[Saved entries]
....
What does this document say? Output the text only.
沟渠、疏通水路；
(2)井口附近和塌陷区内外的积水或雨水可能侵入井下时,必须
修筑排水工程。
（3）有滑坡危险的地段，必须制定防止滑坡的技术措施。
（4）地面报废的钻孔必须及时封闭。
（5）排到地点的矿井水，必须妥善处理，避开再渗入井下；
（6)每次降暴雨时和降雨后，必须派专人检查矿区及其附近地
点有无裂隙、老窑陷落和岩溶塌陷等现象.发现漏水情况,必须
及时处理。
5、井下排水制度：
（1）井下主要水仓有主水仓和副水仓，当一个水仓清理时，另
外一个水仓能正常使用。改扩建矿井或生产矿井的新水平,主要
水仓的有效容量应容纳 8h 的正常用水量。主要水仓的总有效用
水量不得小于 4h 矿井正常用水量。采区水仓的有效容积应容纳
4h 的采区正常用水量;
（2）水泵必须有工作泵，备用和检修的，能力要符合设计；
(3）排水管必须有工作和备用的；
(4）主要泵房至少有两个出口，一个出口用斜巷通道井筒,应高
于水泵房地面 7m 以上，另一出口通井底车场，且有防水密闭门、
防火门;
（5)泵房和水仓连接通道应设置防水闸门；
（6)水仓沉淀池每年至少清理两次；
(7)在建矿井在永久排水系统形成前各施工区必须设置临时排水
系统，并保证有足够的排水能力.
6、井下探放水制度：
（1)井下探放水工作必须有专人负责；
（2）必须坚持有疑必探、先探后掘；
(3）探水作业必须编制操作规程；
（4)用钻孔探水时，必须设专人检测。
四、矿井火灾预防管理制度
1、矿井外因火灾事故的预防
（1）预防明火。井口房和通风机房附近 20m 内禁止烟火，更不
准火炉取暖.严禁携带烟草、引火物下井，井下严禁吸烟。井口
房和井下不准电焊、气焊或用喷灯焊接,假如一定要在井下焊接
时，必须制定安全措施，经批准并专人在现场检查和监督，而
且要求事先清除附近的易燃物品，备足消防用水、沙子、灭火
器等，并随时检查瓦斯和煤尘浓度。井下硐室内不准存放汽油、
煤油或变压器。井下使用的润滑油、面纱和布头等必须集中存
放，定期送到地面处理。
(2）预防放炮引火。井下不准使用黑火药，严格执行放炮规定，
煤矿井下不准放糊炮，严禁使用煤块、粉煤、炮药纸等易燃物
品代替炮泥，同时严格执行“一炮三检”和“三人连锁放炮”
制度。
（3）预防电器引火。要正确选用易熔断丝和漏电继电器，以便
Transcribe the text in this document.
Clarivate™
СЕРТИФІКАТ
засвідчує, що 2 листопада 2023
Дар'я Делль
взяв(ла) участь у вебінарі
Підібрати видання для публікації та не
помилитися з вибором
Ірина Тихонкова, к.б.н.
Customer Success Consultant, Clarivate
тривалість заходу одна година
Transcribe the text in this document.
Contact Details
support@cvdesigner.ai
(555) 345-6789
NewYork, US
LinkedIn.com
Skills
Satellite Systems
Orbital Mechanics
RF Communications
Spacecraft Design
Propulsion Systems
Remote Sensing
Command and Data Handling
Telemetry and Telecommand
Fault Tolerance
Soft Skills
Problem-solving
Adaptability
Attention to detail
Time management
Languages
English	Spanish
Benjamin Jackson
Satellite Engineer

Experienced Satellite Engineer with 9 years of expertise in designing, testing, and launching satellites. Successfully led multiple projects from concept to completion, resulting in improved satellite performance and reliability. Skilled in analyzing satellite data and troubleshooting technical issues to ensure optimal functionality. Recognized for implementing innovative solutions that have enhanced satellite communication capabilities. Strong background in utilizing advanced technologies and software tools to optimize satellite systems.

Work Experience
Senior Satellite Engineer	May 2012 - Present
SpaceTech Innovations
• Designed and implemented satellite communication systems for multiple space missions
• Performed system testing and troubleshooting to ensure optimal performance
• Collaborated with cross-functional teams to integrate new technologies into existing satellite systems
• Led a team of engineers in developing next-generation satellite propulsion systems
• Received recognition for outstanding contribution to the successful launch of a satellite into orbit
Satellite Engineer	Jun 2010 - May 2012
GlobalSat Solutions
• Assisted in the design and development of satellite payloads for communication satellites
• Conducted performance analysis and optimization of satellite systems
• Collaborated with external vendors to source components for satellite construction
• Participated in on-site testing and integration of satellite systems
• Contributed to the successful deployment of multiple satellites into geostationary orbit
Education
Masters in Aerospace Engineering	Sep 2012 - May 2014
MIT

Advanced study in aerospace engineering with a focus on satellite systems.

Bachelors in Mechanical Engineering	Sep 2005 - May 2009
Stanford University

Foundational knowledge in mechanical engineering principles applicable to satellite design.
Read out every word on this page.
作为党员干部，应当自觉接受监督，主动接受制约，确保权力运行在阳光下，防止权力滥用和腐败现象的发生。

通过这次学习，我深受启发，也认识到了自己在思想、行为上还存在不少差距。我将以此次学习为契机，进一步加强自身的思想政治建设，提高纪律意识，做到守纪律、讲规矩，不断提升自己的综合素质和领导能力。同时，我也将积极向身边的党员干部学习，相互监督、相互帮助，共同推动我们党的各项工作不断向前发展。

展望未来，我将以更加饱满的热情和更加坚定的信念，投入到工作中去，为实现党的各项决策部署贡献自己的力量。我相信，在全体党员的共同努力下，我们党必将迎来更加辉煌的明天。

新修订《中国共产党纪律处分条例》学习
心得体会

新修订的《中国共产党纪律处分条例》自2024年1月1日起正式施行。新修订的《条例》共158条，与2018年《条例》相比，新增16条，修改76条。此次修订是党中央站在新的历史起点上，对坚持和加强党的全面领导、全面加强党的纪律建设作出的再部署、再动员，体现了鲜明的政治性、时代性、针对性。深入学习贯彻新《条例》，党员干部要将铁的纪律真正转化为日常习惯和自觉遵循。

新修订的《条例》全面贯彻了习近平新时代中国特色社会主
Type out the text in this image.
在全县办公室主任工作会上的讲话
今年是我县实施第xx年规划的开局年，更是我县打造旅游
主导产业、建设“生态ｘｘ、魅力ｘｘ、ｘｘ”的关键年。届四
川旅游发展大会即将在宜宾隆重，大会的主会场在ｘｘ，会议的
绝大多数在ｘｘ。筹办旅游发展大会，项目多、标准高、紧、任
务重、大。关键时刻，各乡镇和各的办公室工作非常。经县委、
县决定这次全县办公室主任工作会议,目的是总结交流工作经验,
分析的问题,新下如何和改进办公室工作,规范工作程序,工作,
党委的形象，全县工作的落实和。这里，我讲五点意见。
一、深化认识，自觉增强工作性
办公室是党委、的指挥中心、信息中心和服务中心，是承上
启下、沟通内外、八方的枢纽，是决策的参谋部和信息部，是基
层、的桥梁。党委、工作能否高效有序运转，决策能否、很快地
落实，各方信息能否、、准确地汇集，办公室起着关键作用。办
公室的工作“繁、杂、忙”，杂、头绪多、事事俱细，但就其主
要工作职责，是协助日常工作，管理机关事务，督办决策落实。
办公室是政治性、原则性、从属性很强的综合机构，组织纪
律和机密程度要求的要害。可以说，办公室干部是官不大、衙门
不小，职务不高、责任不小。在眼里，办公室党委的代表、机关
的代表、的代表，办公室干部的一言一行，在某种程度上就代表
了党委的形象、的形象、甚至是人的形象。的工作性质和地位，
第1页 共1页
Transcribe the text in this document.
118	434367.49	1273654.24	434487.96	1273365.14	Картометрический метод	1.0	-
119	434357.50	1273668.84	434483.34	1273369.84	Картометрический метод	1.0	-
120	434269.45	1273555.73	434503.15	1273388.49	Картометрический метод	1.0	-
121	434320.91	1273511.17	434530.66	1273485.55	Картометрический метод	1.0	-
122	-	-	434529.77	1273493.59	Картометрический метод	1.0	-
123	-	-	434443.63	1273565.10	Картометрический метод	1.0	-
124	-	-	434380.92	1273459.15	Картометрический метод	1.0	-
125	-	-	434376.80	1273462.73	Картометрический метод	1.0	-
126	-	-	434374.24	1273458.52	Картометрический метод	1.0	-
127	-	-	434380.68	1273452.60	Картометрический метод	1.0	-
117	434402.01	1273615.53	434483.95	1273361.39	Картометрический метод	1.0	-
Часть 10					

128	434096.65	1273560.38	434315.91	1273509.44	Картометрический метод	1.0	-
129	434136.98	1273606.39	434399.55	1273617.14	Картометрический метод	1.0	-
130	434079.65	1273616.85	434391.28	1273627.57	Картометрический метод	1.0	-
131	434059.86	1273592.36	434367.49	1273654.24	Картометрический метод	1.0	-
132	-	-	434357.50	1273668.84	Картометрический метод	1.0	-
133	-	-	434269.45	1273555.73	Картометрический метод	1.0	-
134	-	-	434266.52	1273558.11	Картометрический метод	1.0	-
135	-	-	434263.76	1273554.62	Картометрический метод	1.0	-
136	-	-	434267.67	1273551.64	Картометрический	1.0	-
....
• _PROBLEM STATEMENT_: Identify and extract each line of the listing that contains "satellites".

• _EXERCISE SOLUTION_:
Experienced Satellite Engineer with 9 years of expertise in designing, testing, and launching satellites. Successfully led multiple projects from concept to completion, resulting in improved satellite performance and reliability. Skilled in analyzing satellite data and troubleshooting technical issues to ensure optimal functionality. Recognized for implementing innovative solutions that have enhanced satellite communication capabilities. Strong background in utilizing advanced technologies and software tools to optimize satellite systems.
• Assisted in the design and development of satellite payloads for communication satellites
• Contributed to the successful deployment of multiple satellites into geostationary orbit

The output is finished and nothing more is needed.